◆ Problem ◆
Check every line below for the word "title" and give only the number of lines where it appears.

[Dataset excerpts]
──────────

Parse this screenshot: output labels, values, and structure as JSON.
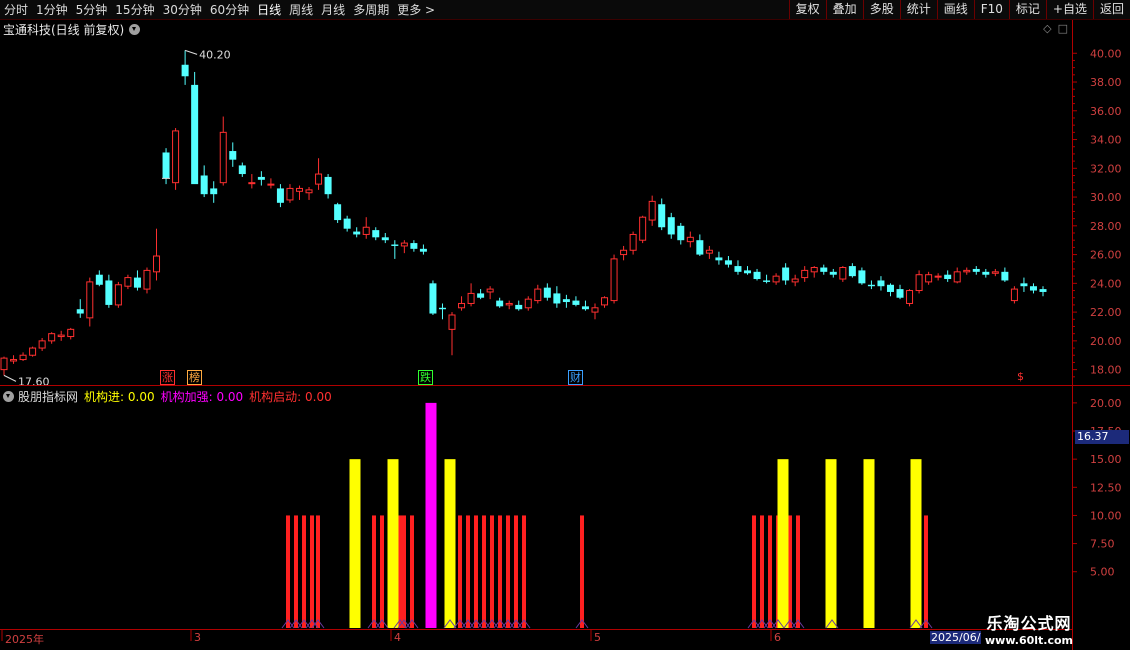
{
  "toolbar": {
    "periods": [
      "分时",
      "1分钟",
      "5分钟",
      "15分钟",
      "30分钟",
      "60分钟",
      "日线",
      "周线",
      "月线",
      "多周期",
      "更多 >"
    ],
    "active_period": "日线",
    "actions": [
      "复权",
      "叠加",
      "多股",
      "统计",
      "画线",
      "F10",
      "标记",
      "+自选",
      "返回"
    ]
  },
  "stock": {
    "title": "宝通科技(日线 前复权)",
    "high_label": "40.20",
    "low_label": "17.60"
  },
  "price_axis": {
    "ticks": [
      "40.00",
      "38.00",
      "36.00",
      "34.00",
      "32.00",
      "30.00",
      "28.00",
      "26.00",
      "24.00",
      "22.00",
      "20.00",
      "18.00"
    ]
  },
  "event_tags": [
    {
      "text": "涨",
      "color": "#ff3030"
    },
    {
      "text": "榜",
      "color": "#ffaa40"
    },
    {
      "text": "跌",
      "color": "#30ff30"
    },
    {
      "text": "财",
      "color": "#3aa0ff"
    },
    {
      "text": "$",
      "color": "#ff3030"
    }
  ],
  "indicator": {
    "name": "股朋指标网",
    "items": [
      {
        "label": "机构进: 0.00",
        "color": "#ffff00"
      },
      {
        "label": "机构加强: 0.00",
        "color": "#ff00ff"
      },
      {
        "label": "机构启动: 0.00",
        "color": "#ff3030"
      }
    ],
    "current_value": "16.37",
    "ticks": [
      "20.00",
      "17.50",
      "15.00",
      "12.50",
      "10.00",
      "7.50",
      "5.00"
    ]
  },
  "date_axis": {
    "labels": [
      "2025年",
      "3",
      "4",
      "5",
      "6"
    ],
    "end_label": "2025/06/"
  },
  "watermark": {
    "title": "乐淘公式网",
    "url": "www.60lt.com"
  },
  "colors": {
    "up": "#ff3030",
    "down": "#54ffff",
    "axis": "#b00000",
    "yellow": "#ffff00",
    "magenta": "#ff00ff"
  },
  "chart_data": [
    {
      "type": "candlestick",
      "title": "宝通科技(日线 前复权)",
      "ylim": [
        17,
        41.2
      ],
      "candles": [
        [
          18.0,
          18.9,
          17.6,
          18.8
        ],
        [
          18.6,
          19.0,
          18.4,
          18.7
        ],
        [
          18.7,
          19.2,
          18.6,
          19.0
        ],
        [
          19.0,
          19.6,
          18.9,
          19.5
        ],
        [
          19.5,
          20.2,
          19.3,
          20.0
        ],
        [
          20.0,
          20.6,
          19.8,
          20.5
        ],
        [
          20.3,
          20.7,
          20.0,
          20.4
        ],
        [
          20.3,
          20.9,
          20.1,
          20.8
        ],
        [
          22.2,
          22.9,
          21.6,
          21.9
        ],
        [
          21.6,
          24.4,
          21.0,
          24.1
        ],
        [
          24.6,
          24.9,
          23.8,
          23.9
        ],
        [
          24.2,
          24.6,
          22.3,
          22.5
        ],
        [
          22.5,
          24.1,
          22.3,
          23.9
        ],
        [
          23.8,
          24.6,
          23.6,
          24.4
        ],
        [
          24.4,
          24.9,
          23.5,
          23.7
        ],
        [
          23.6,
          25.1,
          23.3,
          24.9
        ],
        [
          24.8,
          27.8,
          24.2,
          25.9
        ],
        [
          33.1,
          33.4,
          30.9,
          31.3
        ],
        [
          31.0,
          34.8,
          30.5,
          34.6
        ],
        [
          39.2,
          40.2,
          37.8,
          38.4
        ],
        [
          37.8,
          38.7,
          33.6,
          30.9
        ],
        [
          31.5,
          32.2,
          30.0,
          30.2
        ],
        [
          30.6,
          31.1,
          29.6,
          30.2
        ],
        [
          31.0,
          35.6,
          30.8,
          34.5
        ],
        [
          33.2,
          33.8,
          32.1,
          32.6
        ],
        [
          32.2,
          32.4,
          31.4,
          31.6
        ],
        [
          31.0,
          31.6,
          30.6,
          31.0
        ],
        [
          31.4,
          31.8,
          30.8,
          31.2
        ],
        [
          30.9,
          31.3,
          30.6,
          30.9
        ],
        [
          30.6,
          30.9,
          29.3,
          29.6
        ],
        [
          29.8,
          30.9,
          29.6,
          30.6
        ],
        [
          30.4,
          30.8,
          29.8,
          30.6
        ],
        [
          30.3,
          30.7,
          29.8,
          30.5
        ],
        [
          30.9,
          32.7,
          30.5,
          31.6
        ],
        [
          31.4,
          31.6,
          29.9,
          30.2
        ],
        [
          29.5,
          29.6,
          28.2,
          28.4
        ],
        [
          28.5,
          28.7,
          27.6,
          27.8
        ],
        [
          27.6,
          27.9,
          27.2,
          27.4
        ],
        [
          27.4,
          28.6,
          27.1,
          27.9
        ],
        [
          27.7,
          27.9,
          27.0,
          27.2
        ],
        [
          27.2,
          27.5,
          26.8,
          27.0
        ],
        [
          26.7,
          27.0,
          25.7,
          26.6
        ],
        [
          26.6,
          27.0,
          26.1,
          26.8
        ],
        [
          26.8,
          27.0,
          26.2,
          26.4
        ],
        [
          26.4,
          26.7,
          26.0,
          26.2
        ],
        [
          24.0,
          24.2,
          21.8,
          21.9
        ],
        [
          22.3,
          22.6,
          21.5,
          22.2
        ],
        [
          20.8,
          22.0,
          19.0,
          21.8
        ],
        [
          22.3,
          23.1,
          22.1,
          22.6
        ],
        [
          22.6,
          24.0,
          22.4,
          23.3
        ],
        [
          23.3,
          23.6,
          22.9,
          23.0
        ],
        [
          23.4,
          23.8,
          22.9,
          23.6
        ],
        [
          22.8,
          23.0,
          22.3,
          22.4
        ],
        [
          22.5,
          22.8,
          22.2,
          22.6
        ],
        [
          22.5,
          22.8,
          22.1,
          22.2
        ],
        [
          22.3,
          23.1,
          22.1,
          22.9
        ],
        [
          22.8,
          23.9,
          22.6,
          23.6
        ],
        [
          23.7,
          24.0,
          22.8,
          23.0
        ],
        [
          23.3,
          23.8,
          22.3,
          22.6
        ],
        [
          22.9,
          23.2,
          22.3,
          22.7
        ],
        [
          22.8,
          23.1,
          22.4,
          22.5
        ],
        [
          22.4,
          22.8,
          22.1,
          22.2
        ],
        [
          22.0,
          22.6,
          21.5,
          22.3
        ],
        [
          22.5,
          23.1,
          22.3,
          23.0
        ],
        [
          22.8,
          26.0,
          22.6,
          25.7
        ],
        [
          26.0,
          26.6,
          25.6,
          26.3
        ],
        [
          26.3,
          27.6,
          26.0,
          27.4
        ],
        [
          27.0,
          28.7,
          26.8,
          28.6
        ],
        [
          28.4,
          30.1,
          28.0,
          29.7
        ],
        [
          29.5,
          29.9,
          27.7,
          27.9
        ],
        [
          28.6,
          28.9,
          27.1,
          27.4
        ],
        [
          28.0,
          28.2,
          26.7,
          27.0
        ],
        [
          26.9,
          27.6,
          26.5,
          27.2
        ],
        [
          27.0,
          27.4,
          25.9,
          26.0
        ],
        [
          26.1,
          26.6,
          25.7,
          26.3
        ],
        [
          25.8,
          26.2,
          25.3,
          25.6
        ],
        [
          25.6,
          25.9,
          25.1,
          25.3
        ],
        [
          25.2,
          25.6,
          24.6,
          24.8
        ],
        [
          24.9,
          25.2,
          24.6,
          24.7
        ],
        [
          24.8,
          25.0,
          24.2,
          24.3
        ],
        [
          24.2,
          24.6,
          24.0,
          24.1
        ],
        [
          24.1,
          24.7,
          23.9,
          24.5
        ],
        [
          25.1,
          25.4,
          23.9,
          24.2
        ],
        [
          24.1,
          24.6,
          23.8,
          24.3
        ],
        [
          24.4,
          25.2,
          24.1,
          24.9
        ],
        [
          24.8,
          25.2,
          24.4,
          25.1
        ],
        [
          25.1,
          25.3,
          24.6,
          24.8
        ],
        [
          24.8,
          25.0,
          24.4,
          24.6
        ],
        [
          24.3,
          25.2,
          24.1,
          25.1
        ],
        [
          25.2,
          25.4,
          24.4,
          24.5
        ],
        [
          24.9,
          25.1,
          23.9,
          24.0
        ],
        [
          23.9,
          24.2,
          23.6,
          23.8
        ],
        [
          24.2,
          24.5,
          23.5,
          23.8
        ],
        [
          23.9,
          24.0,
          23.1,
          23.4
        ],
        [
          23.6,
          23.9,
          22.9,
          23.0
        ],
        [
          22.6,
          23.6,
          22.4,
          23.5
        ],
        [
          23.5,
          24.9,
          23.3,
          24.6
        ],
        [
          24.1,
          24.8,
          23.9,
          24.6
        ],
        [
          24.5,
          24.7,
          24.2,
          24.5
        ],
        [
          24.6,
          24.9,
          24.1,
          24.3
        ],
        [
          24.1,
          25.1,
          24.0,
          24.8
        ],
        [
          24.8,
          25.1,
          24.6,
          24.9
        ],
        [
          25.0,
          25.2,
          24.6,
          24.8
        ],
        [
          24.8,
          25.0,
          24.4,
          24.6
        ],
        [
          24.7,
          25.0,
          24.5,
          24.8
        ],
        [
          24.8,
          25.1,
          24.1,
          24.2
        ],
        [
          22.8,
          23.8,
          22.6,
          23.6
        ],
        [
          24.0,
          24.4,
          23.4,
          23.8
        ],
        [
          23.8,
          24.0,
          23.3,
          23.5
        ],
        [
          23.6,
          23.8,
          23.1,
          23.4
        ]
      ]
    },
    {
      "type": "bar",
      "title": "股朋指标网",
      "ylim": [
        0,
        21.5
      ],
      "series": [
        {
          "name": "机构启动",
          "color": "#ff2020",
          "values": [
            [
              288,
              10
            ],
            [
              296,
              10
            ],
            [
              304,
              10
            ],
            [
              312,
              10
            ],
            [
              318,
              10
            ],
            [
              374,
              10
            ],
            [
              382,
              10
            ],
            [
              400,
              10
            ],
            [
              404,
              10
            ],
            [
              412,
              10
            ],
            [
              450,
              10
            ],
            [
              460,
              10
            ],
            [
              468,
              10
            ],
            [
              476,
              10
            ],
            [
              484,
              10
            ],
            [
              492,
              10
            ],
            [
              500,
              10
            ],
            [
              508,
              10
            ],
            [
              516,
              10
            ],
            [
              524,
              10
            ],
            [
              582,
              10
            ],
            [
              754,
              10
            ],
            [
              762,
              10
            ],
            [
              770,
              10
            ],
            [
              778,
              10
            ],
            [
              790,
              10
            ],
            [
              798,
              10
            ],
            [
              832,
              10
            ],
            [
              916,
              10
            ],
            [
              926,
              10
            ]
          ]
        },
        {
          "name": "机构进",
          "color": "#ffff00",
          "values": [
            [
              355,
              15
            ],
            [
              393,
              15
            ],
            [
              450,
              15
            ],
            [
              783,
              15
            ],
            [
              831,
              15
            ],
            [
              869,
              15
            ],
            [
              916,
              15
            ]
          ]
        },
        {
          "name": "机构加强",
          "color": "#ff00ff",
          "values": [
            [
              431,
              20
            ]
          ]
        }
      ]
    }
  ]
}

──────────

◆ Complete answer ◆
4